━━━━━ Data to process
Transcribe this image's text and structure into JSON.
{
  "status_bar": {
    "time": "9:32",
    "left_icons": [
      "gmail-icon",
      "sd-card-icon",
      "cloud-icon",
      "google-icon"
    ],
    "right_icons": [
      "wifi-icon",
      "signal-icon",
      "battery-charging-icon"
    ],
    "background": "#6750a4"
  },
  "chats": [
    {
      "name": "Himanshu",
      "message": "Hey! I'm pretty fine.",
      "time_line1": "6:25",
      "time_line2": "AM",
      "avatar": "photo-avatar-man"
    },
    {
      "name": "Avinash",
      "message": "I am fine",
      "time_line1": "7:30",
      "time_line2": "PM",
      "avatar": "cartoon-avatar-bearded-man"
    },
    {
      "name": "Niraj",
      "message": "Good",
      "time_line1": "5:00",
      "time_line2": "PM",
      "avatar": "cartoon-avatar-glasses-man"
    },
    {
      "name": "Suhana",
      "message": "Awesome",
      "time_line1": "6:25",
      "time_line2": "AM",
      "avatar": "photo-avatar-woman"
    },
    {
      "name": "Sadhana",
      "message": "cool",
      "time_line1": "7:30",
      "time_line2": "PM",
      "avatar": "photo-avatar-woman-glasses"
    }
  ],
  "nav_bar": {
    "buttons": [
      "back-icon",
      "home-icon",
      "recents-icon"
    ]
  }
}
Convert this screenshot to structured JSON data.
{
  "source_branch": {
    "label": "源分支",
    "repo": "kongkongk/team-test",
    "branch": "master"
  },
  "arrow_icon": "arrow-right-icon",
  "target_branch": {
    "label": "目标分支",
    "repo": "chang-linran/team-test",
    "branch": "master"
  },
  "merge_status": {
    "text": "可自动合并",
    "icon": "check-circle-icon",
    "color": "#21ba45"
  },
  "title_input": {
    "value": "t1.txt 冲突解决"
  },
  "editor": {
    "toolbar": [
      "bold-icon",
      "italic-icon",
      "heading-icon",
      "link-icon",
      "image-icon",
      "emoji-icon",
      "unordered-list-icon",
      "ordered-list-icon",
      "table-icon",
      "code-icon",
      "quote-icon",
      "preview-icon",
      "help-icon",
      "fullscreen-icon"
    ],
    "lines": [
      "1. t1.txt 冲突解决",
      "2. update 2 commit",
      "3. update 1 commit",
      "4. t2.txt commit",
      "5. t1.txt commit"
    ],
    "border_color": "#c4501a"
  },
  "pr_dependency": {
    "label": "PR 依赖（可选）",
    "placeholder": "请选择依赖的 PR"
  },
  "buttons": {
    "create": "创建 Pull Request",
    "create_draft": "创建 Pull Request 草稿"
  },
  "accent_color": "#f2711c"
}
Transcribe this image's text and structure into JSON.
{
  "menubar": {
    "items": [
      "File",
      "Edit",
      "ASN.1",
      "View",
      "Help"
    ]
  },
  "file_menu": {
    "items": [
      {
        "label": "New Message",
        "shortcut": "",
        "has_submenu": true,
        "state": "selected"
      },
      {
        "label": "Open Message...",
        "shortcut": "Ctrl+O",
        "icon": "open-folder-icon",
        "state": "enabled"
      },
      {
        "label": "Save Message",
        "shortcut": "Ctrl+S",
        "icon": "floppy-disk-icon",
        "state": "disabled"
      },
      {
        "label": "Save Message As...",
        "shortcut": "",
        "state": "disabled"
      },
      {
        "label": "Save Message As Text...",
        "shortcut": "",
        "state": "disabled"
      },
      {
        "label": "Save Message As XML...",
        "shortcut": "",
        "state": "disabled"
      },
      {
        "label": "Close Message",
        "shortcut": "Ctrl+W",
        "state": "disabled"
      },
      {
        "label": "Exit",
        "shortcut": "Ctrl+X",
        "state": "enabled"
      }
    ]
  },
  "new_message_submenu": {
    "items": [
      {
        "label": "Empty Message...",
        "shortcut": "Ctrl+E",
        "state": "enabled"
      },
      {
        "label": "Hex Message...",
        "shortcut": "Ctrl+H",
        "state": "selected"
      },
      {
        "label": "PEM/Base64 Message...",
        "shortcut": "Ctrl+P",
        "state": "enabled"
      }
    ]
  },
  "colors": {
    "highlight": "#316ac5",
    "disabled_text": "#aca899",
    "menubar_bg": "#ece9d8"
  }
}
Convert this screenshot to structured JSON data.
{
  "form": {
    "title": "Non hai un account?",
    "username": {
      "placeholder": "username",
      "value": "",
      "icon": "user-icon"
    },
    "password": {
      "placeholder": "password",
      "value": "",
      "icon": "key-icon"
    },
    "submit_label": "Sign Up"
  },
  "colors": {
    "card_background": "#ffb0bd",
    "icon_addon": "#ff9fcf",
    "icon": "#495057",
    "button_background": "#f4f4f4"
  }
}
━━━━━━━━━━
■ **Written task**
Reproduce the full listing exactly.

■ **Final result**
Transcribe this image's text and structure into JSON.
{
  "status_bar": {
    "time": "9:32",
    "left_icons": [
      "gmail-icon",
      "sd-card-icon",
      "cloud-icon",
      "google-icon"
    ],
    "right_icons": [
      "wifi-icon",
      "signal-icon",
      "battery-charging-icon"
    ],
    "background": "#6750a4"
  },
  "chats": [
    {
      "name": "Himanshu",
      "message": "Hey! I'm pretty fine.",
      "time_line1": "6:25",
      "time_line2": "AM",
      "avatar": "photo-avatar-man"
    },
    {
      "name": "Avinash",
      "message": "I am fine",
      "time_line1": "7:30",
      "time_line2": "PM",
      "avatar": "cartoon-avatar-bearded-man"
    },
    {
      "name": "Niraj",
      "message": "Good",
      "time_line1": "5:00",
      "time_line2": "PM",
      "avatar": "cartoon-avatar-glasses-man"
    },
    {
      "name": "Suhana",
      "message": "Awesome",
      "time_line1": "6:25",
      "time_line2": "AM",
      "avatar": "photo-avatar-woman"
    },
    {
      "name": "Sadhana",
      "message": "cool",
      "time_line1": "7:30",
      "time_line2": "PM",
      "avatar": "photo-avatar-woman-glasses"
    }
  ],
  "nav_bar": {
    "buttons": [
      "back-icon",
      "home-icon",
      "recents-icon"
    ]
  }
}
Convert this screenshot to structured JSON data.
{
  "source_branch": {
    "label": "源分支",
    "repo": "kongkongk/team-test",
    "branch": "master"
  },
  "arrow_icon": "arrow-right-icon",
  "target_branch": {
    "label": "目标分支",
    "repo": "chang-linran/team-test",
    "branch": "master"
  },
  "merge_status": {
    "text": "可自动合并",
    "icon": "check-circle-icon",
    "color": "#21ba45"
  },
  "title_input": {
    "value": "t1.txt 冲突解决"
  },
  "editor": {
    "toolbar": [
      "bold-icon",
      "italic-icon",
      "heading-icon",
      "link-icon",
      "image-icon",
      "emoji-icon",
      "unordered-list-icon",
      "ordered-list-icon",
      "table-icon",
      "code-icon",
      "quote-icon",
      "preview-icon",
      "help-icon",
      "fullscreen-icon"
    ],
    "lines": [
      "1. t1.txt 冲突解决",
      "2. update 2 commit",
      "3. update 1 commit",
      "4. t2.txt commit",
      "5. t1.txt commit"
    ],
    "border_color": "#c4501a"
  },
  "pr_dependency": {
    "label": "PR 依赖（可选）",
    "placeholder": "请选择依赖的 PR"
  },
  "buttons": {
    "create": "创建 Pull Request",
    "create_draft": "创建 Pull Request 草稿"
  },
  "accent_color": "#f2711c"
}
Transcribe this image's text and structure into JSON.
{
  "menubar": {
    "items": [
      "File",
      "Edit",
      "ASN.1",
      "View",
      "Help"
    ]
  },
  "file_menu": {
    "items": [
      {
        "label": "New Message",
        "shortcut": "",
        "has_submenu": true,
        "state": "selected"
      },
      {
        "label": "Open Message...",
        "shortcut": "Ctrl+O",
        "icon": "open-folder-icon",
        "state": "enabled"
      },
      {
        "label": "Save Message",
        "shortcut": "Ctrl+S",
        "icon": "floppy-disk-icon",
        "state": "disabled"
      },
      {
        "label": "Save Message As...",
        "shortcut": "",
        "state": "disabled"
      },
      {
        "label": "Save Message As Text...",
        "shortcut": "",
        "state": "disabled"
      },
      {
        "label": "Save Message As XML...",
        "shortcut": "",
        "state": "disabled"
      },
      {
        "label": "Close Message",
        "shortcut": "Ctrl+W",
        "state": "disabled"
      },
      {
        "label": "Exit",
        "shortcut": "Ctrl+X",
        "state": "enabled"
      }
    ]
  },
  "new_message_submenu": {
    "items": [
      {
        "label": "Empty Message...",
        "shortcut": "Ctrl+E",
        "state": "enabled"
      },
      {
        "label": "Hex Message...",
        "shortcut": "Ctrl+H",
        "state": "selected"
      },
      {
        "label": "PEM/Base64 Message...",
        "shortcut": "Ctrl+P",
        "state": "enabled"
      }
    ]
  },
  "colors": {
    "highlight": "#316ac5",
    "disabled_text": "#aca899",
    "menubar_bg": "#ece9d8"
  }
}
Convert this screenshot to structured JSON data.
{
  "form": {
    "title": "Non hai un account?",
    "username": {
      "placeholder": "username",
      "value": "",
      "icon": "user-icon"
    },
    "password": {
      "placeholder": "password",
      "value": "",
      "icon": "key-icon"
    },
    "submit_label": "Sign Up"
  },
  "colors": {
    "card_background": "#ffb0bd",
    "icon_addon": "#ff9fcf",
    "icon": "#495057",
    "button_background": "#f4f4f4"
  }
}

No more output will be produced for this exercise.